Dataset records:
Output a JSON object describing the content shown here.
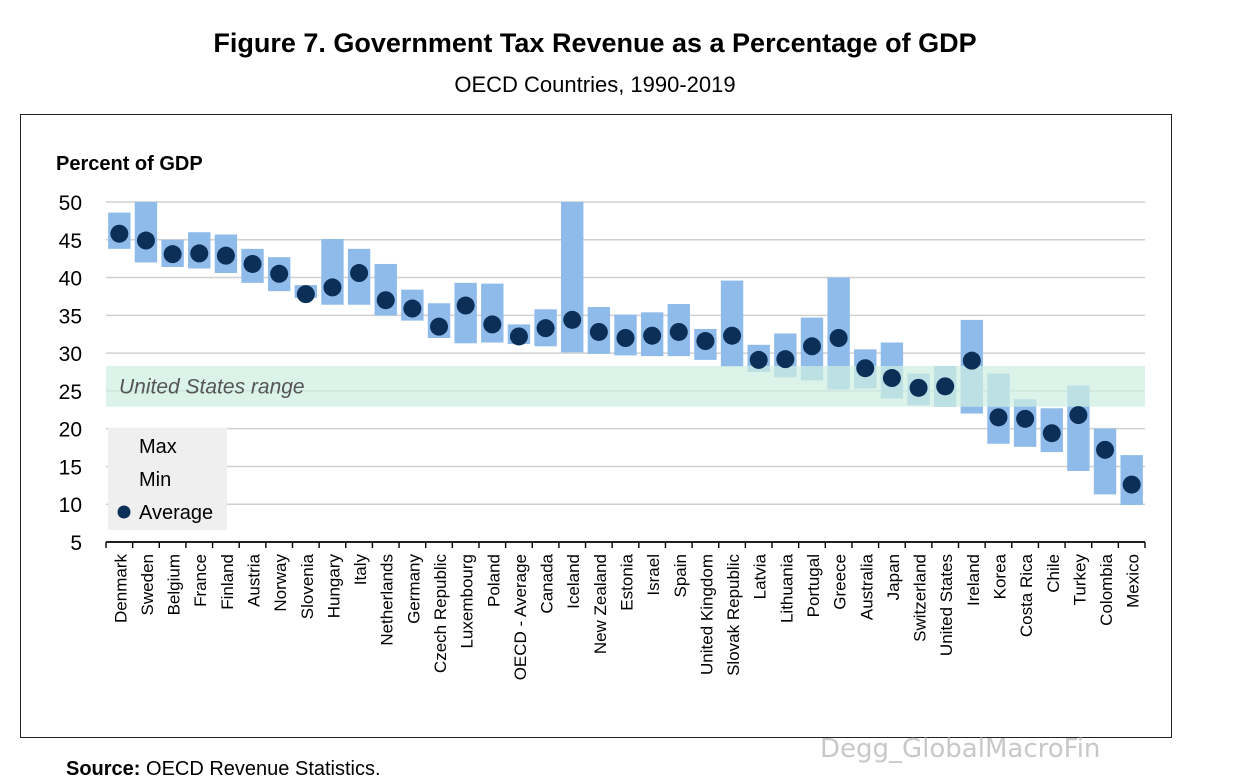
{
  "title": "Figure 7. Government Tax Revenue as a Percentage of GDP",
  "subtitle": "OECD Countries, 1990-2019",
  "source_label": "Source:",
  "source_text": " OECD Revenue Statistics.",
  "watermark": "Degg_GlobalMacroFin",
  "colors": {
    "range_bar": "#8fbbeb",
    "average_dot": "#0b2f57",
    "us_band": "#cfeee2",
    "grid": "#d0d0d0",
    "legend_bg": "#efefef"
  },
  "chart_data": {
    "type": "range-dot",
    "ylabel": "Percent of GDP",
    "ylim": [
      5,
      50
    ],
    "yticks": [
      5,
      10,
      15,
      20,
      25,
      30,
      35,
      40,
      45,
      50
    ],
    "grid": true,
    "band": {
      "label": "United States range",
      "min": 22.9,
      "max": 28.3
    },
    "legend": {
      "position": "bottom-left",
      "items": [
        "Max",
        "Min",
        "Average"
      ]
    },
    "categories": [
      "Denmark",
      "Sweden",
      "Belgium",
      "France",
      "Finland",
      "Austria",
      "Norway",
      "Slovenia",
      "Hungary",
      "Italy",
      "Netherlands",
      "Germany",
      "Czech Republic",
      "Luxembourg",
      "Poland",
      "OECD - Average",
      "Canada",
      "Iceland",
      "New Zealand",
      "Estonia",
      "Israel",
      "Spain",
      "United Kingdom",
      "Slovak Republic",
      "Latvia",
      "Lithuania",
      "Portugal",
      "Greece",
      "Australia",
      "Japan",
      "Switzerland",
      "United States",
      "Ireland",
      "Korea",
      "Costa Rica",
      "Chile",
      "Turkey",
      "Colombia",
      "Mexico"
    ],
    "max": [
      48.6,
      50.0,
      45.0,
      46.0,
      45.7,
      43.8,
      42.7,
      39.0,
      45.1,
      43.8,
      41.8,
      38.4,
      36.6,
      39.3,
      39.2,
      33.8,
      35.8,
      50.0,
      36.1,
      35.1,
      35.4,
      36.5,
      33.2,
      39.6,
      31.1,
      32.6,
      34.7,
      40.0,
      30.5,
      31.4,
      27.3,
      28.3,
      34.4,
      27.3,
      23.9,
      22.7,
      25.7,
      20.0,
      16.5
    ],
    "min": [
      43.8,
      42.0,
      41.4,
      41.2,
      40.6,
      39.3,
      38.2,
      37.3,
      36.4,
      36.4,
      35.0,
      34.3,
      32.0,
      31.3,
      31.4,
      31.2,
      30.9,
      30.1,
      29.9,
      29.7,
      29.6,
      29.6,
      29.1,
      28.2,
      27.5,
      26.8,
      26.4,
      25.2,
      25.3,
      24.0,
      23.1,
      22.9,
      22.0,
      18.0,
      17.6,
      16.9,
      14.4,
      11.3,
      9.9
    ],
    "average": [
      45.8,
      44.9,
      43.1,
      43.2,
      42.9,
      41.8,
      40.5,
      37.8,
      38.7,
      40.6,
      37.0,
      35.9,
      33.5,
      36.3,
      33.8,
      32.2,
      33.3,
      34.4,
      32.8,
      32.0,
      32.3,
      32.8,
      31.6,
      32.3,
      29.1,
      29.2,
      30.9,
      32.0,
      28.0,
      26.7,
      25.4,
      25.6,
      29.0,
      21.5,
      21.3,
      19.4,
      21.8,
      17.2,
      12.6
    ]
  }
}
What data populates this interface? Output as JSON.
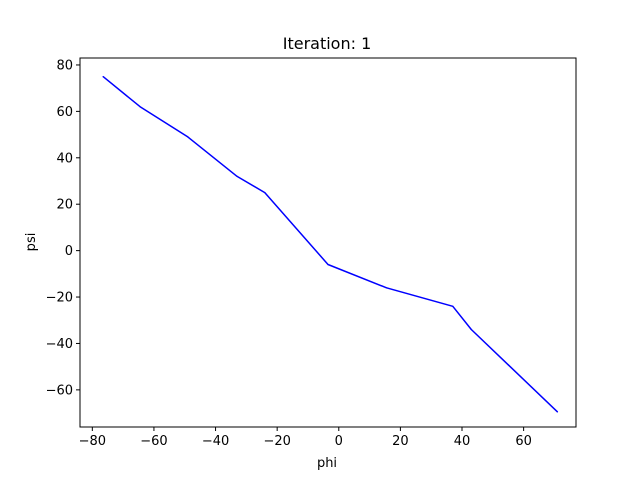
{
  "chart_data": {
    "type": "line",
    "title": "Iteration: 1",
    "xlabel": "phi",
    "ylabel": "psi",
    "xlim": [
      -84,
      77
    ],
    "ylim": [
      -76,
      83
    ],
    "x_ticks": [
      -80,
      -60,
      -40,
      -20,
      0,
      20,
      40,
      60
    ],
    "y_ticks": [
      -60,
      -40,
      -20,
      0,
      20,
      40,
      60,
      80
    ],
    "grid": false,
    "series": [
      {
        "color": "#0000ff",
        "x": [
          -76.5,
          -64.5,
          -49.0,
          -33.0,
          -24.0,
          -3.5,
          15.5,
          37.0,
          43.0,
          71.0
        ],
        "y": [
          75.0,
          62.0,
          49.0,
          32.0,
          25.0,
          -6.0,
          -16.0,
          -24.0,
          -34.0,
          -69.5
        ]
      }
    ]
  }
}
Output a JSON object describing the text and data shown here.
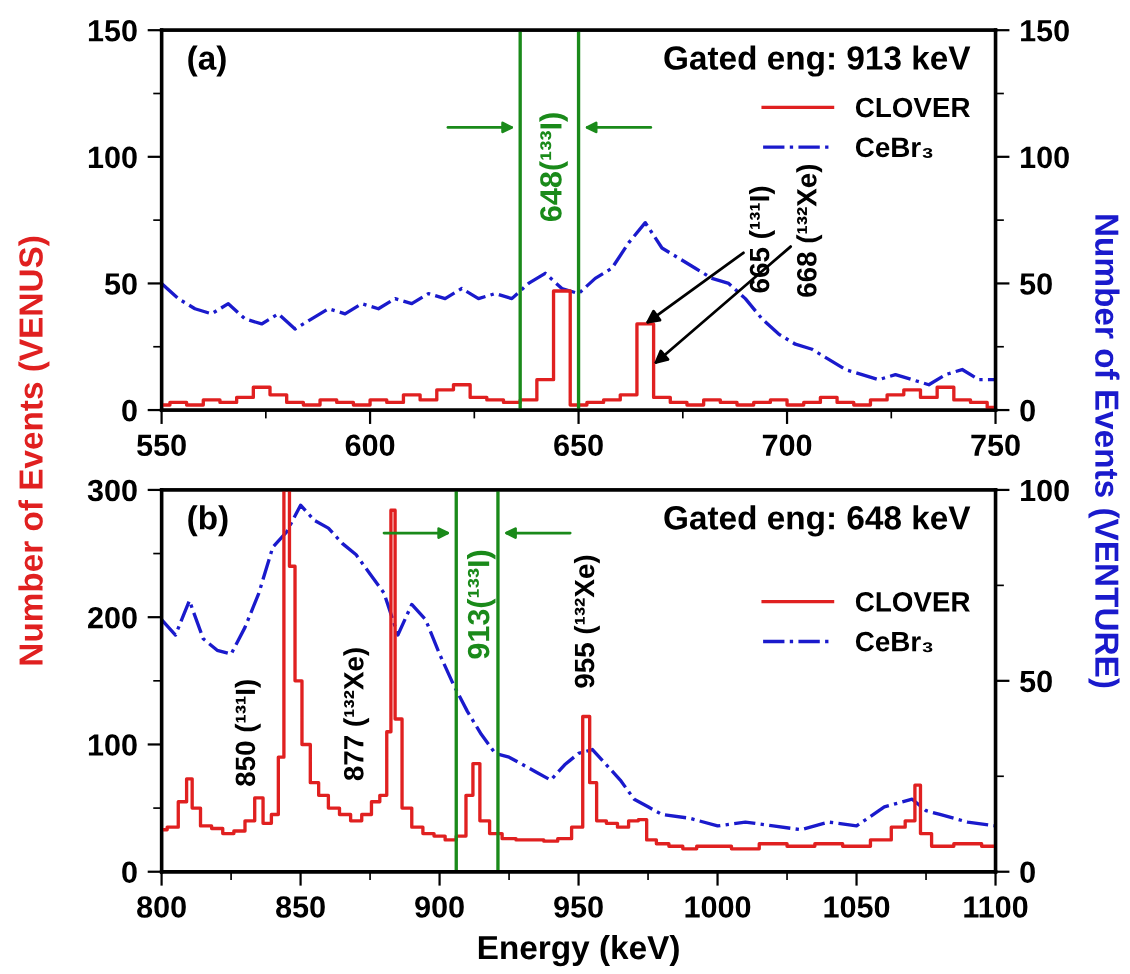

To be done:
Pick out every line above that holds the word "describing" and copy it.

Exercise result:
Output a JSON object describing the content shown here.
Output a JSON object describing the text and data shown here.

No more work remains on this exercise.